> YOUR OBJECTIVE: All of the records below need to be copied exactly.

Stored records
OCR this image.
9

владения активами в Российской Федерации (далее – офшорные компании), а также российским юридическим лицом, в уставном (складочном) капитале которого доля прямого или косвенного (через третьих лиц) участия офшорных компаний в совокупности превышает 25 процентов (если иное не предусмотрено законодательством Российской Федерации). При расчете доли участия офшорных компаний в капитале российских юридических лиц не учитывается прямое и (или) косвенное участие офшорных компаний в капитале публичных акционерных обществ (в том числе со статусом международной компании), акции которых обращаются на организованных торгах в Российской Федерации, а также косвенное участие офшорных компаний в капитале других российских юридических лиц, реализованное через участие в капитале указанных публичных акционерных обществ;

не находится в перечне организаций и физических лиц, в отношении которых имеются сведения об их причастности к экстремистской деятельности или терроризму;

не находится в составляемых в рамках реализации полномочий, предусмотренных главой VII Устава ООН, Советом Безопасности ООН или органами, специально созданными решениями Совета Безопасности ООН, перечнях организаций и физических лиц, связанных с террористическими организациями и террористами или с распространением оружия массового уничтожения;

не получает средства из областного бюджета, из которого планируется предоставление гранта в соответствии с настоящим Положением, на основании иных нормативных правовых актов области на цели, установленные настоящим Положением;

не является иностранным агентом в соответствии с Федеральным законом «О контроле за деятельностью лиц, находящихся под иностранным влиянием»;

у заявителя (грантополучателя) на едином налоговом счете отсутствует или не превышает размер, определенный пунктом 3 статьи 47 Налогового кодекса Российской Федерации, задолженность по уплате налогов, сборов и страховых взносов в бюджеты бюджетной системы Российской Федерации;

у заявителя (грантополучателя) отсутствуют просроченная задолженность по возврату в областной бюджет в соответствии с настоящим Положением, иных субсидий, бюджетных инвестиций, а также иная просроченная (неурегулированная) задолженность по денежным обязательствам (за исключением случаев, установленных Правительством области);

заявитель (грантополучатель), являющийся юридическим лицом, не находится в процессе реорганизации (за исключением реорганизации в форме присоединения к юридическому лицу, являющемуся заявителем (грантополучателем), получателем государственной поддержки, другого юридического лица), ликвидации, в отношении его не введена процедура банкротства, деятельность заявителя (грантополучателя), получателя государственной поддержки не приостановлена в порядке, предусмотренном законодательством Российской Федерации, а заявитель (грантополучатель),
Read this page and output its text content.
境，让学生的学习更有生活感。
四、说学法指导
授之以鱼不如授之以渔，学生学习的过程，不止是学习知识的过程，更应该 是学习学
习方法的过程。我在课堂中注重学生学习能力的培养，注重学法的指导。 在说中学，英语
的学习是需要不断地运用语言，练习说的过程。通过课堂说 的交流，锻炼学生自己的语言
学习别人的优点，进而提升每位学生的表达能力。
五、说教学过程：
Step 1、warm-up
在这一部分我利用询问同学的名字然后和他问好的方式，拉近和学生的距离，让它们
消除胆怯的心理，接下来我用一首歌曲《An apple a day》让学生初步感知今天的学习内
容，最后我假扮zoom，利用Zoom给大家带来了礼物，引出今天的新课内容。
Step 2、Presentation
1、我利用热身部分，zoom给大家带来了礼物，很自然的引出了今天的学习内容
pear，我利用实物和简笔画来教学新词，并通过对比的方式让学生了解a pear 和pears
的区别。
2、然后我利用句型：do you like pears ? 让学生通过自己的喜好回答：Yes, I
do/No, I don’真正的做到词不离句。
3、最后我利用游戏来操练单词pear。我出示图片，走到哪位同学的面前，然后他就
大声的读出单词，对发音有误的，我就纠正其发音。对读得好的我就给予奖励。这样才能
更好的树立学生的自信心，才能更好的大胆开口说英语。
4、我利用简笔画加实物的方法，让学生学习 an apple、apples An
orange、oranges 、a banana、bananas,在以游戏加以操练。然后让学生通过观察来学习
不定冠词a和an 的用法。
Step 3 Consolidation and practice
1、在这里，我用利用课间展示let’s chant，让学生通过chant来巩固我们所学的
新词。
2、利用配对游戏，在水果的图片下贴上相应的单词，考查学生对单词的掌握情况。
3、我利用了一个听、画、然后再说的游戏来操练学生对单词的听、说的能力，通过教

> FINISHED TASK:
OCR this image.
9

владения активами в Российской Федерации (далее – офшорные компании), а также российским юридическим лицом, в уставном (складочном) капитале которого доля прямого или косвенного (через третьих лиц) участия офшорных компаний в совокупности превышает 25 процентов (если иное не предусмотрено законодательством Российской Федерации). При расчете доли участия офшорных компаний в капитале российских юридических лиц не учитывается прямое и (или) косвенное участие офшорных компаний в капитале публичных акционерных обществ (в том числе со статусом международной компании), акции которых обращаются на организованных торгах в Российской Федерации, а также косвенное участие офшорных компаний в капитале других российских юридических лиц, реализованное через участие в капитале указанных публичных акционерных обществ;

не находится в перечне организаций и физических лиц, в отношении которых имеются сведения об их причастности к экстремистской деятельности или терроризму;

не находится в составляемых в рамках реализации полномочий, предусмотренных главой VII Устава ООН, Советом Безопасности ООН или органами, специально созданными решениями Совета Безопасности ООН, перечнях организаций и физических лиц, связанных с террористическими организациями и террористами или с распространением оружия массового уничтожения;

не получает средства из областного бюджета, из которого планируется предоставление гранта в соответствии с настоящим Положением, на основании иных нормативных правовых актов области на цели, установленные настоящим Положением;

не является иностранным агентом в соответствии с Федеральным законом «О контроле за деятельностью лиц, находящихся под иностранным влиянием»;

у заявителя (грантополучателя) на едином налоговом счете отсутствует или не превышает размер, определенный пунктом 3 статьи 47 Налогового кодекса Российской Федерации, задолженность по уплате налогов, сборов и страховых взносов в бюджеты бюджетной системы Российской Федерации;

у заявителя (грантополучателя) отсутствуют просроченная задолженность по возврату в областной бюджет в соответствии с настоящим Положением, иных субсидий, бюджетных инвестиций, а также иная просроченная (неурегулированная) задолженность по денежным обязательствам (за исключением случаев, установленных Правительством области);

заявитель (грантополучатель), являющийся юридическим лицом, не находится в процессе реорганизации (за исключением реорганизации в форме присоединения к юридическому лицу, являющемуся заявителем (грантополучателем), получателем государственной поддержки, другого юридического лица), ликвидации, в отношении его не введена процедура банкротства, деятельность заявителя (грантополучателя), получателя государственной поддержки не приостановлена в порядке, предусмотренном законодательством Российской Федерации, а заявитель (грантополучатель),
Read this page and output its text content.
境，让学生的学习更有生活感。
四、说学法指导
授之以鱼不如授之以渔，学生学习的过程，不止是学习知识的过程，更应该 是学习学
习方法的过程。我在课堂中注重学生学习能力的培养，注重学法的指导。 在说中学，英语
的学习是需要不断地运用语言，练习说的过程。通过课堂说 的交流，锻炼学生自己的语言
学习别人的优点，进而提升每位学生的表达能力。
五、说教学过程：
Step 1、warm-up
在这一部分我利用询问同学的名字然后和他问好的方式，拉近和学生的距离，让它们
消除胆怯的心理，接下来我用一首歌曲《An apple a day》让学生初步感知今天的学习内
容，最后我假扮zoom，利用Zoom给大家带来了礼物，引出今天的新课内容。
Step 2、Presentation
1、我利用热身部分，zoom给大家带来了礼物，很自然的引出了今天的学习内容
pear，我利用实物和简笔画来教学新词，并通过对比的方式让学生了解a pear 和pears
的区别。
2、然后我利用句型：do you like pears ? 让学生通过自己的喜好回答：Yes, I
do/No, I don’真正的做到词不离句。
3、最后我利用游戏来操练单词pear。我出示图片，走到哪位同学的面前，然后他就
大声的读出单词，对发音有误的，我就纠正其发音。对读得好的我就给予奖励。这样才能
更好的树立学生的自信心，才能更好的大胆开口说英语。
4、我利用简笔画加实物的方法，让学生学习 an apple、apples An
orange、oranges 、a banana、bananas,在以游戏加以操练。然后让学生通过观察来学习
不定冠词a和an 的用法。
Step 3 Consolidation and practice
1、在这里，我用利用课间展示let’s chant，让学生通过chant来巩固我们所学的
新词。
2、利用配对游戏，在水果的图片下贴上相应的单词，考查学生对单词的掌握情况。
3、我利用了一个听、画、然后再说的游戏来操练学生对单词的听、说的能力，通过教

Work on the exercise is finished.